### STATED EXERCISE
Check every line below for the string "JSON", and copy the lines that contain it.

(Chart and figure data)
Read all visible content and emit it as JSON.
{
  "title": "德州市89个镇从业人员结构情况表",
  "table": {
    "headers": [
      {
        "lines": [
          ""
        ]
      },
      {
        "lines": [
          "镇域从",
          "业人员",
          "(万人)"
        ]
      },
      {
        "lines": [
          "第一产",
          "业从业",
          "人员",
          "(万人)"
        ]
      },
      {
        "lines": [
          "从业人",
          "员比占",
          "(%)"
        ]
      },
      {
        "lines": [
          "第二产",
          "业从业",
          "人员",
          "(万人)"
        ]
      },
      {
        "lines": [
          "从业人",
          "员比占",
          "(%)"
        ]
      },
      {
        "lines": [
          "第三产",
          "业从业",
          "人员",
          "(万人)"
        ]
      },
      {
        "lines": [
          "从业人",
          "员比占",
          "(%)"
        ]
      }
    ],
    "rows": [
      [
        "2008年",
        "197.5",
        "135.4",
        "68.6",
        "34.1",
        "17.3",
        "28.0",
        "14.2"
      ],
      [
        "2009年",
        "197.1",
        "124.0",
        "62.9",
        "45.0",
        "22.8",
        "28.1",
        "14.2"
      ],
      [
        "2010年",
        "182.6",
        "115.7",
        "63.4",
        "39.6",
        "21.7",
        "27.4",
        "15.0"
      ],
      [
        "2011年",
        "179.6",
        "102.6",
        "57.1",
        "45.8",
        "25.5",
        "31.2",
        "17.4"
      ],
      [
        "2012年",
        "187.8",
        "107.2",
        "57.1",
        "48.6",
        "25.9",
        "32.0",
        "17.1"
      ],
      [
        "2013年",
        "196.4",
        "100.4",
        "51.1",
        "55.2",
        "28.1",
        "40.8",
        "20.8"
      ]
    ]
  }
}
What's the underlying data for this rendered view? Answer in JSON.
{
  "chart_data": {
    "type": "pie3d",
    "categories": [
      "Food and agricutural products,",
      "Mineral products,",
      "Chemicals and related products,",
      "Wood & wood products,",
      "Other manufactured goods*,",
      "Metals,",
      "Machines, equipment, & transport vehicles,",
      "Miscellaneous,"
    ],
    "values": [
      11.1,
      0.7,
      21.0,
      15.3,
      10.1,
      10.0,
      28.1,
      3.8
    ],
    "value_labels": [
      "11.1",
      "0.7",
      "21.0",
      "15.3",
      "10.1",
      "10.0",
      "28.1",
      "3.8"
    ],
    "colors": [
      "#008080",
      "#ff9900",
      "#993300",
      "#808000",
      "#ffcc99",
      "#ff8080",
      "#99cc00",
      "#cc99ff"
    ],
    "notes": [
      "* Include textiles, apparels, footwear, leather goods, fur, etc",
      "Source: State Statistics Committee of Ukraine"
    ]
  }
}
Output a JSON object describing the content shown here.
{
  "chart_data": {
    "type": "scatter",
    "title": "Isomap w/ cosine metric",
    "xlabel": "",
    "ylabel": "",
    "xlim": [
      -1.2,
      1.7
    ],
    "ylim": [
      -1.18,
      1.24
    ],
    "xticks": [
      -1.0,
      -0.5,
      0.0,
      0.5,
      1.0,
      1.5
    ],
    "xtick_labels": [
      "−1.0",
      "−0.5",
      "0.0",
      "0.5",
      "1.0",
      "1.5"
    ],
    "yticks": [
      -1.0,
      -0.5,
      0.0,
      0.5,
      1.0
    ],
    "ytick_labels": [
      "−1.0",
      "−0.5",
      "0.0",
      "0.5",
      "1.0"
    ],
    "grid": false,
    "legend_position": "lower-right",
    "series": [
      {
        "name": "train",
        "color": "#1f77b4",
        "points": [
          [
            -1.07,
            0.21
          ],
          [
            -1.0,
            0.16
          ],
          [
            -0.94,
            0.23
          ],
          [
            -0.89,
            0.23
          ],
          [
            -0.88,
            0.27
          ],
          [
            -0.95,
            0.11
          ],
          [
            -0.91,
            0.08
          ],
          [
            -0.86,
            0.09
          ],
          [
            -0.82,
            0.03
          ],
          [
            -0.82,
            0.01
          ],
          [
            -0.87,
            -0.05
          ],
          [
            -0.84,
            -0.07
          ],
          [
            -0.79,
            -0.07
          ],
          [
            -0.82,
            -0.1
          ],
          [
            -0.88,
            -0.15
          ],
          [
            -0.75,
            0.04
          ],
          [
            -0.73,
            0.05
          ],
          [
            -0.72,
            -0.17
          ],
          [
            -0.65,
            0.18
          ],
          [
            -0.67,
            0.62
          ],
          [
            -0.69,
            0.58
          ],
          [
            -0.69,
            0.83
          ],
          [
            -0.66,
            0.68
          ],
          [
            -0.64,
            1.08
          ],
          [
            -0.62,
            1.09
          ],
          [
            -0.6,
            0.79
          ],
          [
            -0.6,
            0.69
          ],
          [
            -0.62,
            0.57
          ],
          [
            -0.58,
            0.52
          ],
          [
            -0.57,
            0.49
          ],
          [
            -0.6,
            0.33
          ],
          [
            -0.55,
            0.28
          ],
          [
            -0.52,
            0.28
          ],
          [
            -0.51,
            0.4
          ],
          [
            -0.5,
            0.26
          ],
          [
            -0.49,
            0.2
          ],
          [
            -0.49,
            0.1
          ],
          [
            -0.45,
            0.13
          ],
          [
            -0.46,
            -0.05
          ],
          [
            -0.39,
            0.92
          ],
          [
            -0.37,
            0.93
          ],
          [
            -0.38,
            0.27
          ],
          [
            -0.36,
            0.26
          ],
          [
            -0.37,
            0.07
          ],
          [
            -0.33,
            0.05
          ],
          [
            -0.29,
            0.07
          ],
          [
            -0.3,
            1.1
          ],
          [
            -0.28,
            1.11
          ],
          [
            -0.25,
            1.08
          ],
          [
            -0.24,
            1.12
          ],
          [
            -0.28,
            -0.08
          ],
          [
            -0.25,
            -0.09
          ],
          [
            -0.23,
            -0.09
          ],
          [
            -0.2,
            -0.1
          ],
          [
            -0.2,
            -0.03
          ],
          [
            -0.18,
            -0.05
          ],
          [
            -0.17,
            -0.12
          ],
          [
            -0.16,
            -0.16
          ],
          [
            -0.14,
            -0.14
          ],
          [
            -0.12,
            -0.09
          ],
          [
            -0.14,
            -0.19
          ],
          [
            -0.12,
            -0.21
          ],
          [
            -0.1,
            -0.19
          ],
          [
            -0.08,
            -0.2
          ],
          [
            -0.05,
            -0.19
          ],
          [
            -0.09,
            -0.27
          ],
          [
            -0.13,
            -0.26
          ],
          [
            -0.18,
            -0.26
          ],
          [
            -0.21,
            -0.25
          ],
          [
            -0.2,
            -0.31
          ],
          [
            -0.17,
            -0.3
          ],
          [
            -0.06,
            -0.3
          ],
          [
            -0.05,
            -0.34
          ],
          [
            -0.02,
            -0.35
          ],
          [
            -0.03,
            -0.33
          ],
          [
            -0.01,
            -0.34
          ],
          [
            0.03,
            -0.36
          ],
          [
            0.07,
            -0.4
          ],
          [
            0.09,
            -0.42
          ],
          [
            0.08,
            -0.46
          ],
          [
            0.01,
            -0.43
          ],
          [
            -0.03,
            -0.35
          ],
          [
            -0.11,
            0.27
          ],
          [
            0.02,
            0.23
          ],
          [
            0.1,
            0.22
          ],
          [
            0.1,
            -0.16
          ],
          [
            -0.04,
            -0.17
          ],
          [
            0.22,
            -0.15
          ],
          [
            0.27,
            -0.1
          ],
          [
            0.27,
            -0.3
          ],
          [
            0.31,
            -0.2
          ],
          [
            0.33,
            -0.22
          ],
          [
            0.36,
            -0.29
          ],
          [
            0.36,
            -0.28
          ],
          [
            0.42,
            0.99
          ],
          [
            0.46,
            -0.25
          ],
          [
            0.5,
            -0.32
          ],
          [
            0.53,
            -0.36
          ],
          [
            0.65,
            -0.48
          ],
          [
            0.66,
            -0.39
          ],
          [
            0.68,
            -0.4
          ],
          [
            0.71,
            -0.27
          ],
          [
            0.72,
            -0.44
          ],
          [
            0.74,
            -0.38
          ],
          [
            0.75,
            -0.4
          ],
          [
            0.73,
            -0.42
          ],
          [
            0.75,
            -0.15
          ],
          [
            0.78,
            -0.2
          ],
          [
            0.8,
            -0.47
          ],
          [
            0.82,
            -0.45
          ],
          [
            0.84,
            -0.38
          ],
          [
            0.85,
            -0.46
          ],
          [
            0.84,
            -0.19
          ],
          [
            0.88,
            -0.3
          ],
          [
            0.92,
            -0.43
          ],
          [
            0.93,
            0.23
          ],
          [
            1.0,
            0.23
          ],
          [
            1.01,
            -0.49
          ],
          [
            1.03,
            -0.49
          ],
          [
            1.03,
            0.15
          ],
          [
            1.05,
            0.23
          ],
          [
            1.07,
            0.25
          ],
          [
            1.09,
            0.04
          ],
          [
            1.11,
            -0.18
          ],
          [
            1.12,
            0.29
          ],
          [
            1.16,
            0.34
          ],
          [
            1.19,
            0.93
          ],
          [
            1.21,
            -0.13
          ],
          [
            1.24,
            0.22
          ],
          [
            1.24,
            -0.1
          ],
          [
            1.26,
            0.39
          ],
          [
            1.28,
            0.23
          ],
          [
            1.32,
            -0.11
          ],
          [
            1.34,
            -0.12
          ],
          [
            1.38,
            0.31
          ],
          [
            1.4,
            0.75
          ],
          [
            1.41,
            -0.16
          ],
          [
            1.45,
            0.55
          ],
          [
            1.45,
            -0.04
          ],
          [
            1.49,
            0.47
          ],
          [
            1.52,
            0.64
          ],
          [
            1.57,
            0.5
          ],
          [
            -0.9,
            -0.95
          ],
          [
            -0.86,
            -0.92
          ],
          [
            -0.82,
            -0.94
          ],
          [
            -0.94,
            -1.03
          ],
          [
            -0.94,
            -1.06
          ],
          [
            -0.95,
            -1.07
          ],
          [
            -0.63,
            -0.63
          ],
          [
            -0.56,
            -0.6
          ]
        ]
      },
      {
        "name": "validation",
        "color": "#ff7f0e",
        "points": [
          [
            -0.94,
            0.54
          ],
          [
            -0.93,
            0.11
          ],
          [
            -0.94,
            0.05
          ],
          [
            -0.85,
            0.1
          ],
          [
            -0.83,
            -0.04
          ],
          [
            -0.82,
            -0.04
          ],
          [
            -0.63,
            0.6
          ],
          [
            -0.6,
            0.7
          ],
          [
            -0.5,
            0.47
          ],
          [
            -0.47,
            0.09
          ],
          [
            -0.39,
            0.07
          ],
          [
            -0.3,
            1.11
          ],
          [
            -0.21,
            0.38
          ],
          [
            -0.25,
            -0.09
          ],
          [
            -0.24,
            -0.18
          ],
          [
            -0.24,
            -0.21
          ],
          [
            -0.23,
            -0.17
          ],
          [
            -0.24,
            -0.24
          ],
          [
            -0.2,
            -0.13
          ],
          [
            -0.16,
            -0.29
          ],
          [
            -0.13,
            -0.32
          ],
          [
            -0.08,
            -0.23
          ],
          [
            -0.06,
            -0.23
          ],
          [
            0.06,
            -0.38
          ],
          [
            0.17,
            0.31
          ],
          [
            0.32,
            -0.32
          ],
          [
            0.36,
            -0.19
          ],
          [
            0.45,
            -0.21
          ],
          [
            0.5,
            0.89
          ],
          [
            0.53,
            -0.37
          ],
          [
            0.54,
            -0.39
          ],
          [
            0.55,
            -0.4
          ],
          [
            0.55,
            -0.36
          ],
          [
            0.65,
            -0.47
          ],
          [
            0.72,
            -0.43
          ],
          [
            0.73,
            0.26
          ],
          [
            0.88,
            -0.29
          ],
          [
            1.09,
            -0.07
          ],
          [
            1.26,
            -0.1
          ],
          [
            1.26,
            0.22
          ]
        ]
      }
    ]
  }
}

### FULL OUTPUT
Read all visible content and emit it as JSON.
What's the underlying data for this rendered view? Answer in JSON.
Output a JSON object describing the content shown here.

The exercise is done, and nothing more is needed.